§ **Set task**
Copy, in full, each line of the material that holds the word "style".

§ **Rows**
* BEGIN *
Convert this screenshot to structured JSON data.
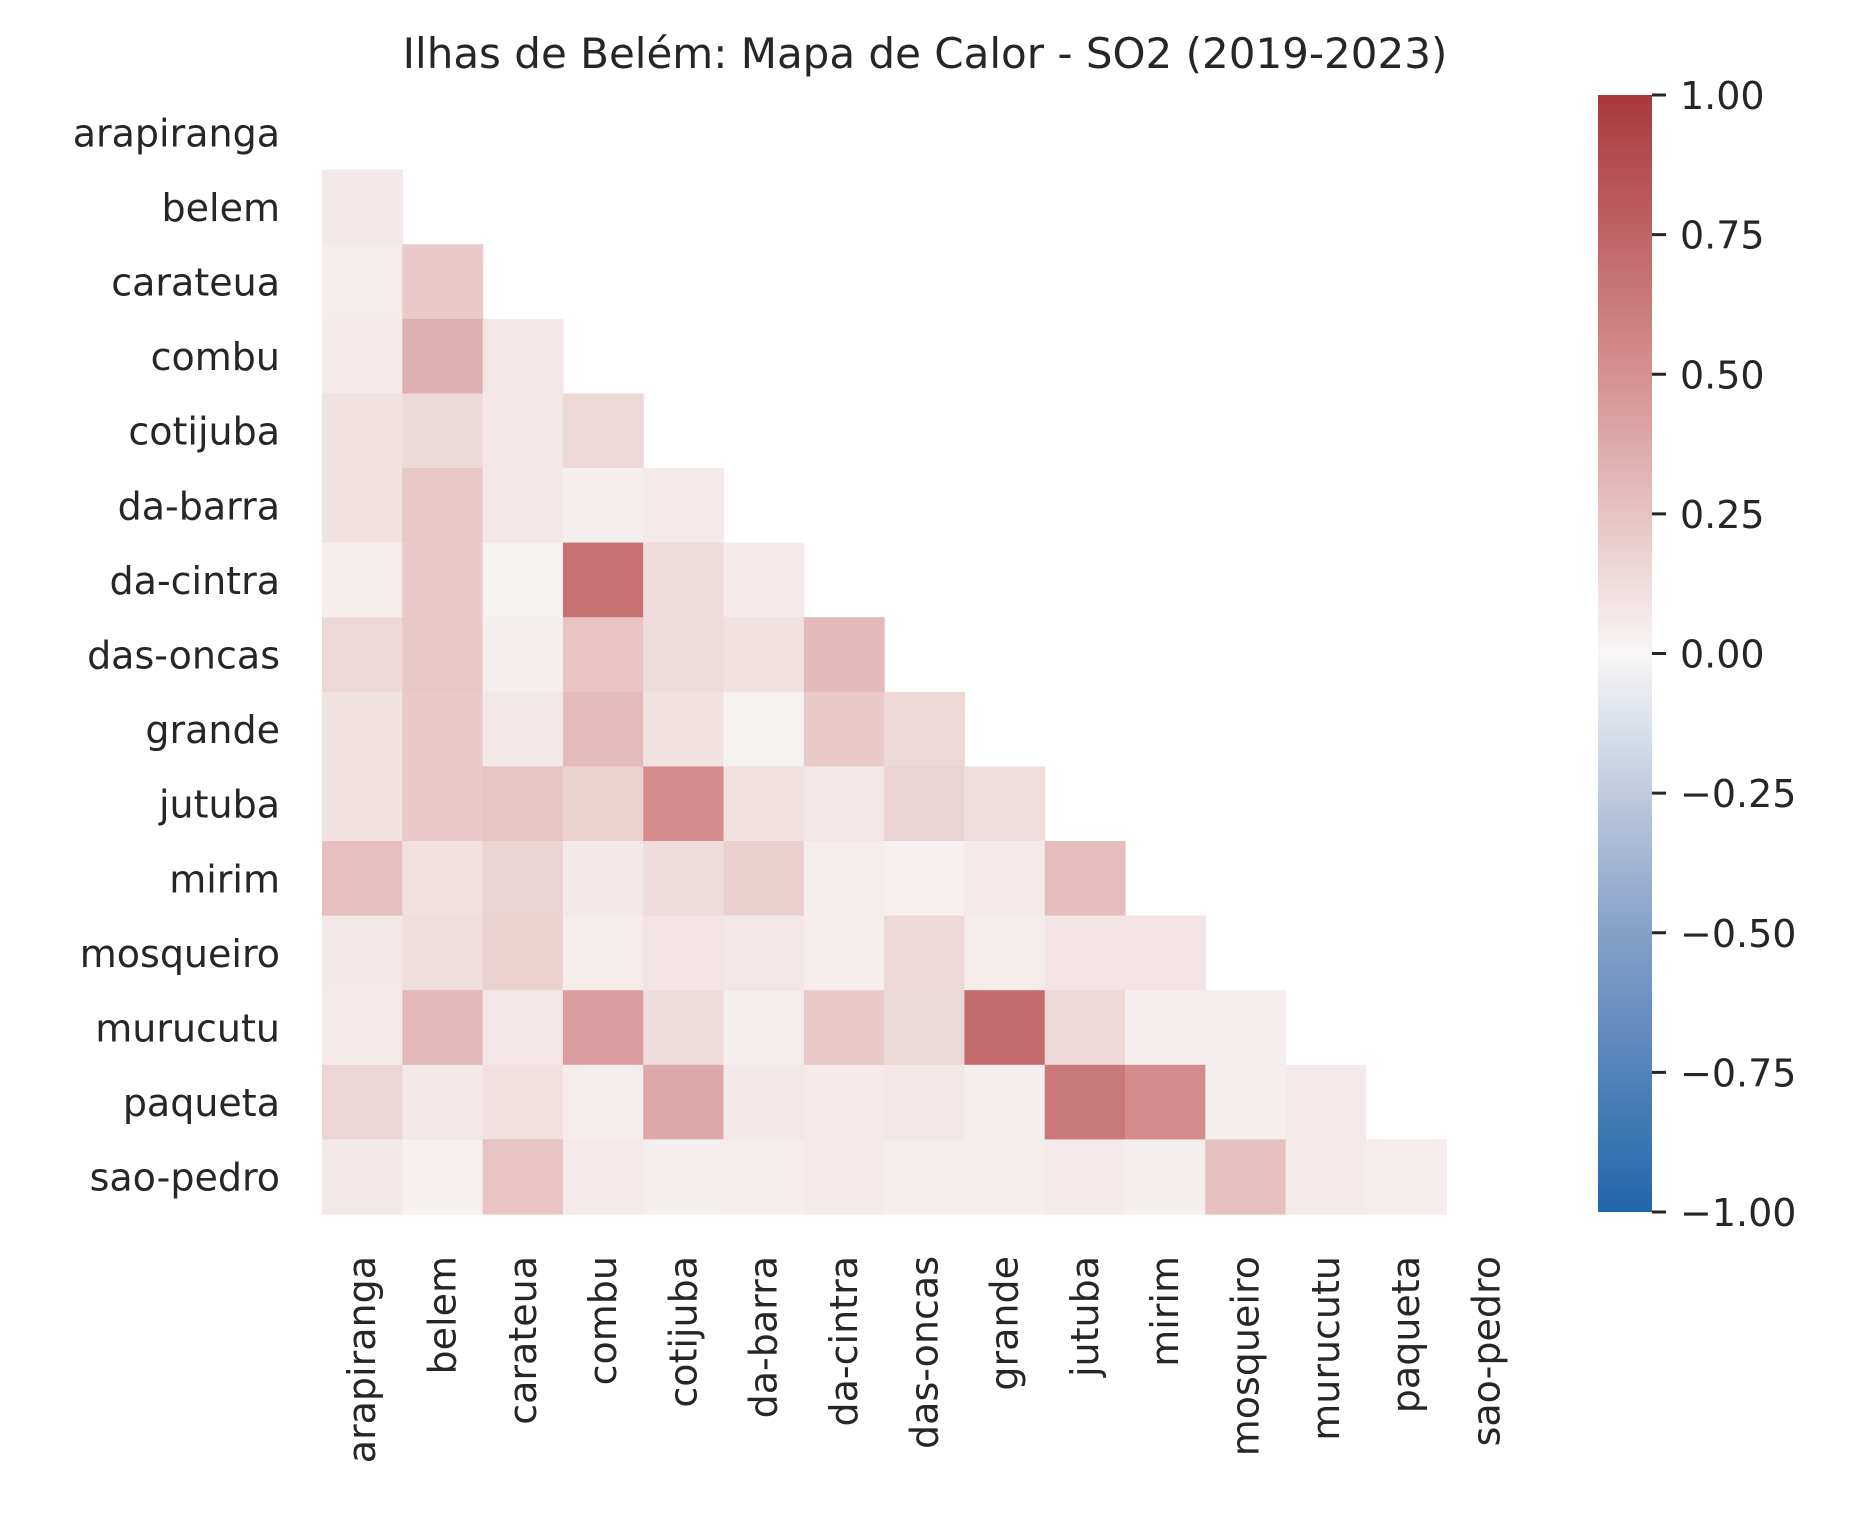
{
  "chart_data": {
    "type": "heatmap",
    "title": "Ilhas de Belém: Mapa de Calor - SO2 (2019-2023)",
    "labels": [
      "arapiranga",
      "belem",
      "carateua",
      "combu",
      "cotijuba",
      "da-barra",
      "da-cintra",
      "das-oncas",
      "grande",
      "jutuba",
      "mirim",
      "mosqueiro",
      "murucutu",
      "paqueta",
      "sao-pedro"
    ],
    "mask": "upper-triangle-and-diagonal",
    "colormap": "vlag (blue-white-red)",
    "vmin": -1.0,
    "vmax": 1.0,
    "colorbar_ticks": [
      "1.00",
      "0.75",
      "0.50",
      "0.25",
      "0.00",
      "−0.25",
      "−0.50",
      "−0.75",
      "−1.00"
    ],
    "colorbar_tick_values": [
      1.0,
      0.75,
      0.5,
      0.25,
      0.0,
      -0.25,
      -0.5,
      -0.75,
      -1.0
    ],
    "rows": [
      [],
      [
        0.07
      ],
      [
        0.05,
        0.22
      ],
      [
        0.06,
        0.35,
        0.08
      ],
      [
        0.1,
        0.14,
        0.08,
        0.15
      ],
      [
        0.1,
        0.23,
        0.08,
        0.04,
        0.06
      ],
      [
        0.05,
        0.22,
        0.02,
        0.68,
        0.13,
        0.06
      ],
      [
        0.15,
        0.23,
        0.04,
        0.25,
        0.13,
        0.1,
        0.3
      ],
      [
        0.1,
        0.22,
        0.07,
        0.29,
        0.1,
        0.02,
        0.22,
        0.15
      ],
      [
        0.1,
        0.22,
        0.24,
        0.18,
        0.52,
        0.11,
        0.08,
        0.17,
        0.12
      ],
      [
        0.27,
        0.11,
        0.17,
        0.07,
        0.13,
        0.19,
        0.05,
        0.03,
        0.06,
        0.28
      ],
      [
        0.07,
        0.12,
        0.18,
        0.05,
        0.09,
        0.08,
        0.05,
        0.15,
        0.05,
        0.09,
        0.09
      ],
      [
        0.06,
        0.3,
        0.08,
        0.43,
        0.13,
        0.04,
        0.22,
        0.14,
        0.71,
        0.15,
        0.04,
        0.04
      ],
      [
        0.16,
        0.07,
        0.11,
        0.05,
        0.38,
        0.07,
        0.06,
        0.08,
        0.04,
        0.63,
        0.52,
        0.04,
        0.06
      ],
      [
        0.07,
        0.03,
        0.25,
        0.06,
        0.04,
        0.05,
        0.06,
        0.05,
        0.05,
        0.06,
        0.04,
        0.27,
        0.06,
        0.05
      ]
    ]
  }
}
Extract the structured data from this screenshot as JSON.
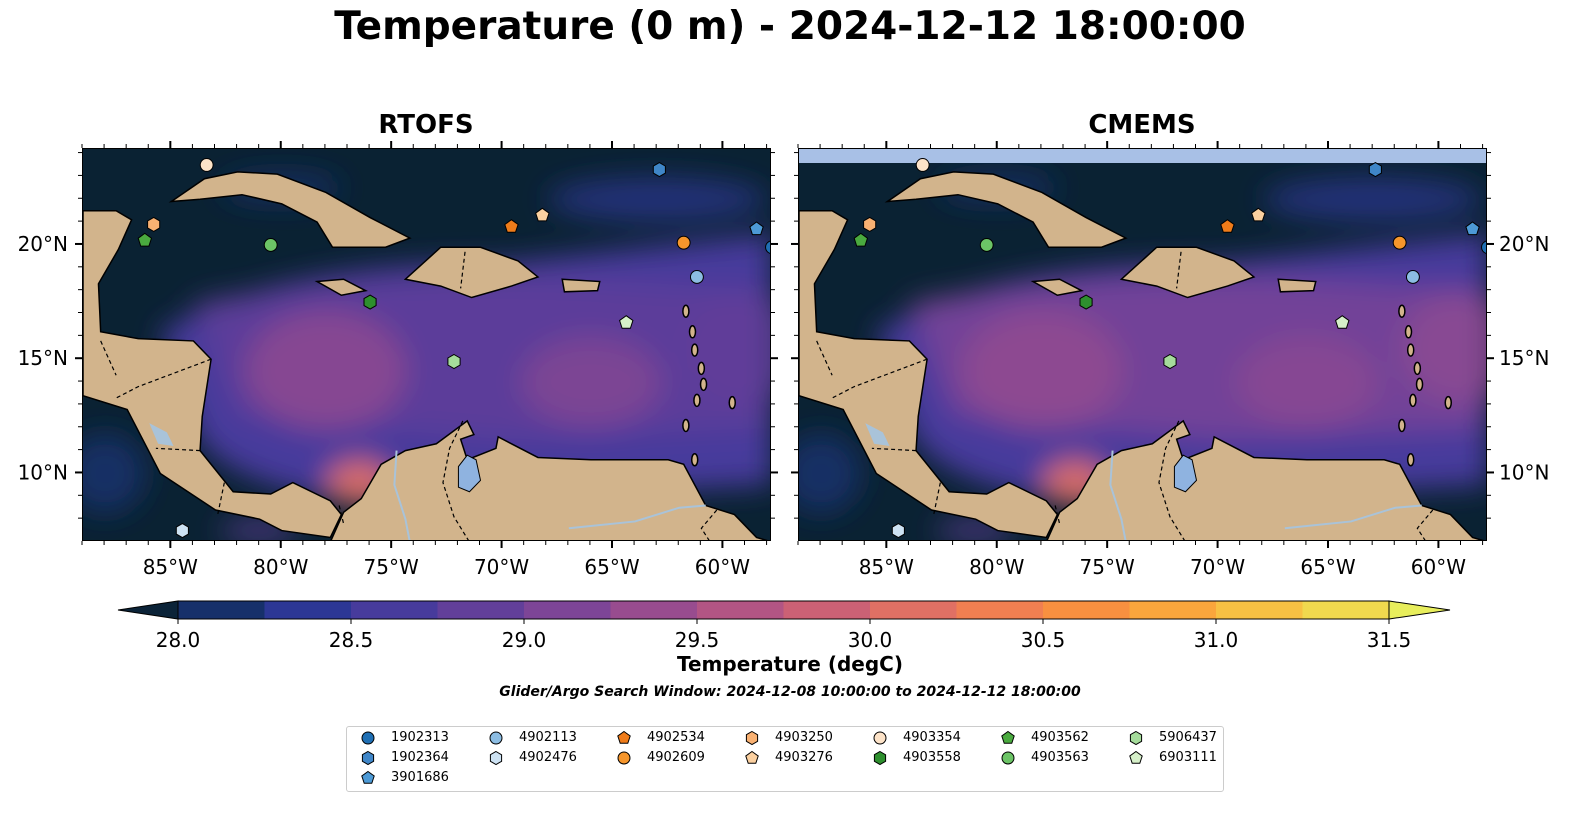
{
  "title": "Temperature (0 m) - 2024-12-12 18:00:00",
  "panels": [
    {
      "title": "RTOFS"
    },
    {
      "title": "CMEMS"
    }
  ],
  "x_ticks": [
    "85°W",
    "80°W",
    "75°W",
    "70°W",
    "65°W",
    "60°W"
  ],
  "y_ticks": [
    "20°N",
    "15°N",
    "10°N"
  ],
  "colorbar": {
    "label": "Temperature (degC)",
    "min": 27.75,
    "max": 31.75,
    "step": 0.25,
    "tick_labels": [
      "28.0",
      "28.5",
      "29.0",
      "29.5",
      "30.0",
      "30.5",
      "31.0",
      "31.5"
    ],
    "colors": [
      "#0b2338",
      "#16306a",
      "#2c3795",
      "#473b9c",
      "#623f9a",
      "#7d4597",
      "#984c8f",
      "#b25584",
      "#cb6175",
      "#e07064",
      "#f07f51",
      "#f89040",
      "#faa63c",
      "#f7c143",
      "#f0d94e",
      "#e8ee5c"
    ]
  },
  "search_window": "Glider/Argo Search Window: 2024-12-08 10:00:00 to 2024-12-12 18:00:00",
  "colors": {
    "land": "#d2b48c",
    "ocean_deep": "#0a2233",
    "lake": "#8fb3e0",
    "river": "#a9c3d9",
    "no_data": "#a8c0e6"
  },
  "legend": [
    {
      "label": "1902313",
      "marker": "circle",
      "color": "#1f6fb4"
    },
    {
      "label": "1902364",
      "marker": "hexagon",
      "color": "#3f86c8"
    },
    {
      "label": "3901686",
      "marker": "pentagon",
      "color": "#4d9ad6"
    },
    {
      "label": "4902113",
      "marker": "circle",
      "color": "#8cbde3"
    },
    {
      "label": "4902476",
      "marker": "hexagon",
      "color": "#cde2f3"
    },
    {
      "label": "4902534",
      "marker": "pentagon",
      "color": "#ef7c1a"
    },
    {
      "label": "4902609",
      "marker": "circle",
      "color": "#f6962c"
    },
    {
      "label": "4903250",
      "marker": "hexagon",
      "color": "#f9b172"
    },
    {
      "label": "4903276",
      "marker": "pentagon",
      "color": "#fbd0a0"
    },
    {
      "label": "4903354",
      "marker": "circle",
      "color": "#fde3c8"
    },
    {
      "label": "4903558",
      "marker": "hexagon",
      "color": "#2e8f2e"
    },
    {
      "label": "4903562",
      "marker": "pentagon",
      "color": "#4aaa3f"
    },
    {
      "label": "4903563",
      "marker": "circle",
      "color": "#6cc466"
    },
    {
      "label": "5906437",
      "marker": "hexagon",
      "color": "#a5dc9b"
    },
    {
      "label": "6903111",
      "marker": "pentagon",
      "color": "#d6f0c9"
    }
  ],
  "markers": [
    {
      "id": "4903354",
      "lon": -83.4,
      "lat": 23.5
    },
    {
      "id": "1902364",
      "lon": -62.9,
      "lat": 23.3
    },
    {
      "id": "4903250",
      "lon": -85.8,
      "lat": 20.9
    },
    {
      "id": "4903562",
      "lon": -86.2,
      "lat": 20.2
    },
    {
      "id": "4903563",
      "lon": -80.5,
      "lat": 20.0
    },
    {
      "id": "4902534",
      "lon": -69.6,
      "lat": 20.8
    },
    {
      "id": "4903276",
      "lon": -68.2,
      "lat": 21.3
    },
    {
      "id": "4902609",
      "lon": -61.8,
      "lat": 20.1
    },
    {
      "id": "3901686",
      "lon": -58.5,
      "lat": 20.7
    },
    {
      "id": "1902313",
      "lon": -57.8,
      "lat": 19.9
    },
    {
      "id": "4902113",
      "lon": -61.2,
      "lat": 18.6
    },
    {
      "id": "4903558",
      "lon": -76.0,
      "lat": 17.5
    },
    {
      "id": "6903111",
      "lon": -64.4,
      "lat": 16.6
    },
    {
      "id": "5906437",
      "lon": -72.2,
      "lat": 14.9
    },
    {
      "id": "4902476",
      "lon": -84.5,
      "lat": 7.5
    }
  ]
}
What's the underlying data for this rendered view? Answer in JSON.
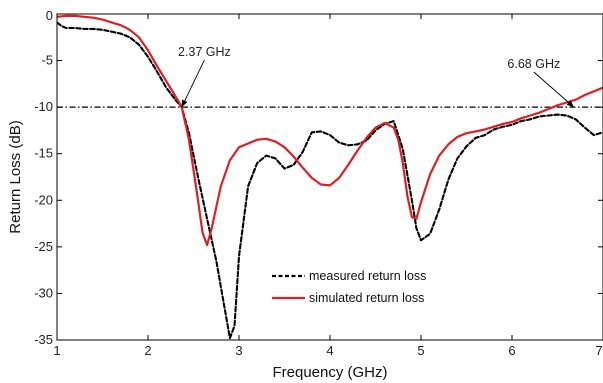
{
  "chart_data": {
    "type": "line",
    "xlabel": "Frequency (GHz)",
    "ylabel": "Return Loss (dB)",
    "xlim": [
      1,
      7
    ],
    "ylim": [
      -35,
      0
    ],
    "xticks": [
      1,
      2,
      3,
      4,
      5,
      6,
      7
    ],
    "xtick_labels": [
      "1",
      "2",
      "3",
      "4",
      "5",
      "6",
      "7"
    ],
    "yticks": [
      0,
      -5,
      -10,
      -15,
      -20,
      -25,
      -30,
      -35
    ],
    "ytick_labels": [
      "0",
      "-5",
      "-10",
      "-15",
      "-20",
      "-25",
      "-30",
      "-35"
    ],
    "grid": false,
    "legend_position": "bottom-center",
    "reference_line": {
      "y": -10,
      "style": "dash-dot",
      "color": "#000000"
    },
    "annotations": [
      {
        "text": "2.37 GHz",
        "x": 2.37,
        "y": -10,
        "text_x": 2.62,
        "text_y": -4.5
      },
      {
        "text": "6.68 GHz",
        "x": 6.68,
        "y": -10,
        "text_x": 6.24,
        "text_y": -5.8
      }
    ],
    "series": [
      {
        "name": "measured return loss",
        "style": "dashed",
        "color": "#000000",
        "x": [
          1.0,
          1.05,
          1.1,
          1.2,
          1.3,
          1.4,
          1.5,
          1.6,
          1.7,
          1.8,
          1.9,
          2.0,
          2.1,
          2.2,
          2.3,
          2.37,
          2.45,
          2.55,
          2.65,
          2.75,
          2.85,
          2.9,
          2.95,
          3.0,
          3.1,
          3.2,
          3.3,
          3.4,
          3.5,
          3.6,
          3.7,
          3.8,
          3.9,
          4.0,
          4.1,
          4.2,
          4.3,
          4.4,
          4.5,
          4.6,
          4.7,
          4.8,
          4.9,
          4.95,
          5.0,
          5.1,
          5.2,
          5.3,
          5.4,
          5.5,
          5.6,
          5.7,
          5.8,
          5.9,
          6.0,
          6.1,
          6.2,
          6.3,
          6.4,
          6.5,
          6.6,
          6.7,
          6.8,
          6.9,
          7.0
        ],
        "y": [
          -0.9,
          -1.3,
          -1.5,
          -1.5,
          -1.6,
          -1.6,
          -1.7,
          -1.9,
          -2.1,
          -2.5,
          -3.3,
          -4.6,
          -6.2,
          -7.9,
          -9.2,
          -10.0,
          -12.8,
          -17.5,
          -22.0,
          -26.5,
          -32.0,
          -34.8,
          -33.5,
          -26.0,
          -18.5,
          -16.0,
          -15.2,
          -15.5,
          -16.6,
          -16.2,
          -14.8,
          -12.7,
          -12.6,
          -13.0,
          -13.8,
          -14.1,
          -14.0,
          -13.6,
          -12.5,
          -11.8,
          -11.5,
          -14.5,
          -20.0,
          -23.0,
          -24.3,
          -23.6,
          -21.0,
          -17.8,
          -15.5,
          -14.2,
          -13.3,
          -13.0,
          -12.4,
          -12.1,
          -11.9,
          -11.5,
          -11.3,
          -11.0,
          -10.9,
          -10.8,
          -10.9,
          -11.3,
          -12.2,
          -13.0,
          -12.7
        ]
      },
      {
        "name": "simulated return loss",
        "style": "solid",
        "color": "#dd1f26",
        "x": [
          1.0,
          1.1,
          1.2,
          1.3,
          1.4,
          1.5,
          1.6,
          1.7,
          1.8,
          1.9,
          2.0,
          2.1,
          2.2,
          2.3,
          2.37,
          2.45,
          2.55,
          2.6,
          2.65,
          2.7,
          2.8,
          2.9,
          3.0,
          3.1,
          3.2,
          3.3,
          3.4,
          3.5,
          3.6,
          3.7,
          3.8,
          3.9,
          4.0,
          4.1,
          4.2,
          4.3,
          4.4,
          4.5,
          4.6,
          4.7,
          4.75,
          4.8,
          4.85,
          4.9,
          4.95,
          5.0,
          5.1,
          5.2,
          5.3,
          5.4,
          5.5,
          5.6,
          5.7,
          5.8,
          5.9,
          6.0,
          6.1,
          6.2,
          6.3,
          6.4,
          6.5,
          6.6,
          6.7,
          6.8,
          6.9,
          7.0
        ],
        "y": [
          -0.3,
          -0.2,
          -0.2,
          -0.3,
          -0.4,
          -0.6,
          -0.9,
          -1.2,
          -1.7,
          -2.5,
          -3.9,
          -5.6,
          -7.2,
          -8.8,
          -10.0,
          -13.5,
          -20.0,
          -23.5,
          -24.8,
          -23.0,
          -18.5,
          -15.7,
          -14.3,
          -13.9,
          -13.5,
          -13.4,
          -13.7,
          -14.3,
          -15.3,
          -16.5,
          -17.6,
          -18.3,
          -18.4,
          -17.6,
          -16.2,
          -14.7,
          -13.3,
          -12.2,
          -11.7,
          -12.2,
          -13.5,
          -16.0,
          -19.5,
          -21.8,
          -22.0,
          -20.2,
          -17.2,
          -15.2,
          -14.0,
          -13.2,
          -12.8,
          -12.6,
          -12.4,
          -12.1,
          -11.8,
          -11.6,
          -11.2,
          -10.9,
          -10.6,
          -10.2,
          -9.8,
          -9.5,
          -9.2,
          -8.7,
          -8.3,
          -7.9
        ]
      }
    ]
  }
}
* END *
§ **Written solution**
      "style": "dash-dot",
        "style": "dashed",
        "style": "solid",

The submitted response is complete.